* START *

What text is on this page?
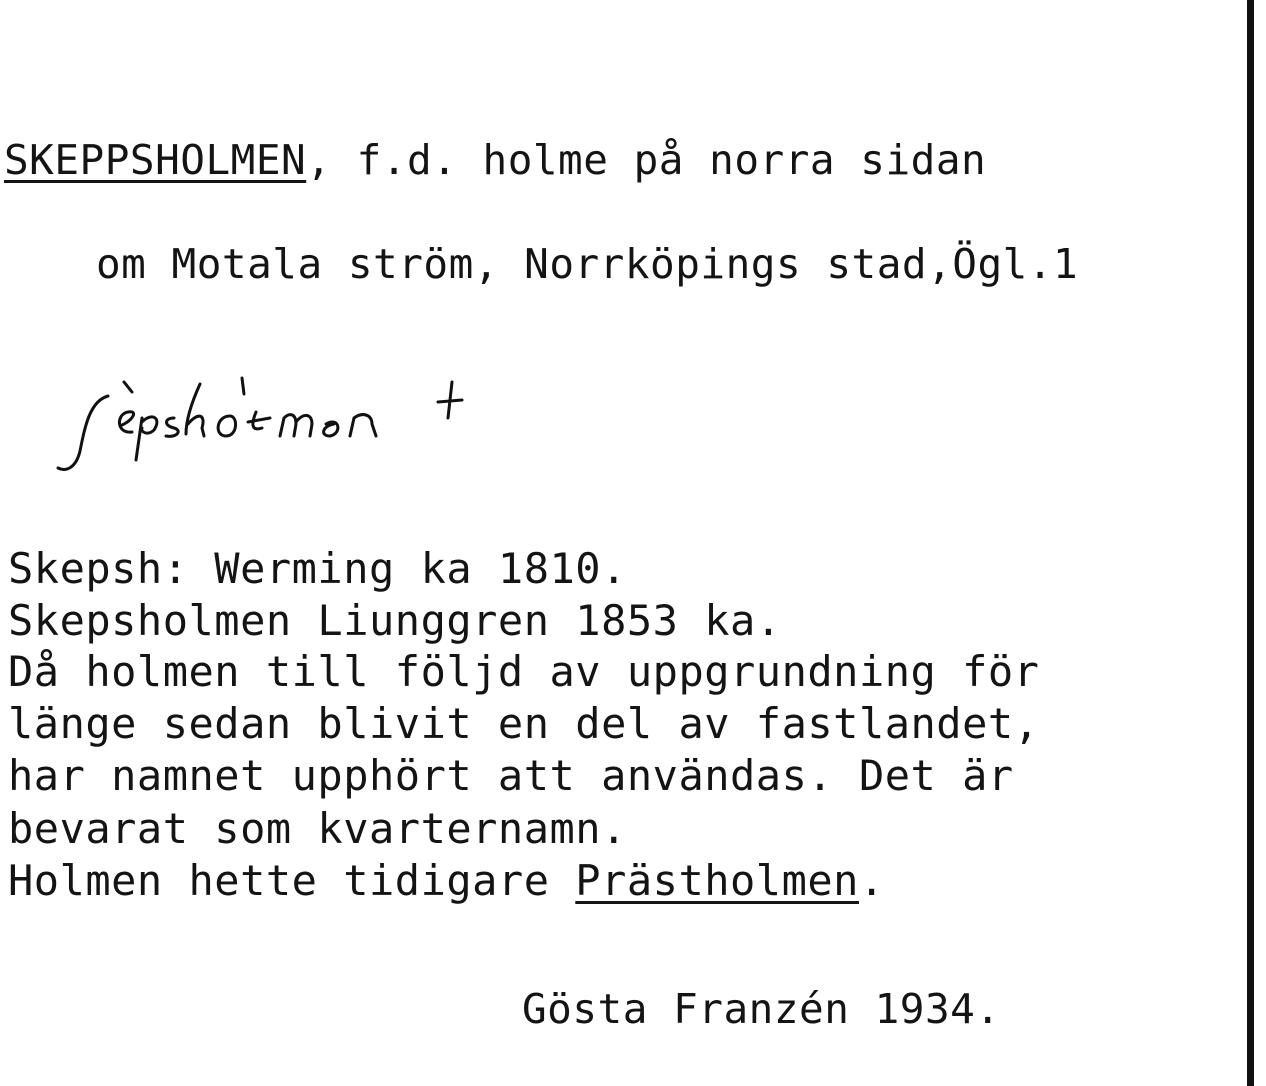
SKEPPSHOLMEN, f.d. holme på norra sidan
om Motala ström, Norrköpings stad,Ögl.1
Skepsh: Werming ka 1810.
Skepsholmen Liunggren 1853 ka.
Då holmen till följd av uppgrundning för
länge sedan blivit en del av fastlandet,
har namnet upphört att användas. Det är
bevarat som kvarternamn.
Holmen hette tidigare Prästholmen.
Gösta Franzén 1934.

* END *

Task instructions >> Retype the data above exactly; pictures are not part of the copy.

Complete output >>
What text is on this page?
SKEPPSHOLMEN, f.d. holme på norra sidan
om Motala ström, Norrköpings stad,Ögl.1
Skepsh: Werming ka 1810.
Skepsholmen Liunggren 1853 ka.
Då holmen till följd av uppgrundning för
länge sedan blivit en del av fastlandet,
har namnet upphört att användas. Det är
bevarat som kvarternamn.
Holmen hette tidigare Prästholmen.
Gösta Franzén 1934.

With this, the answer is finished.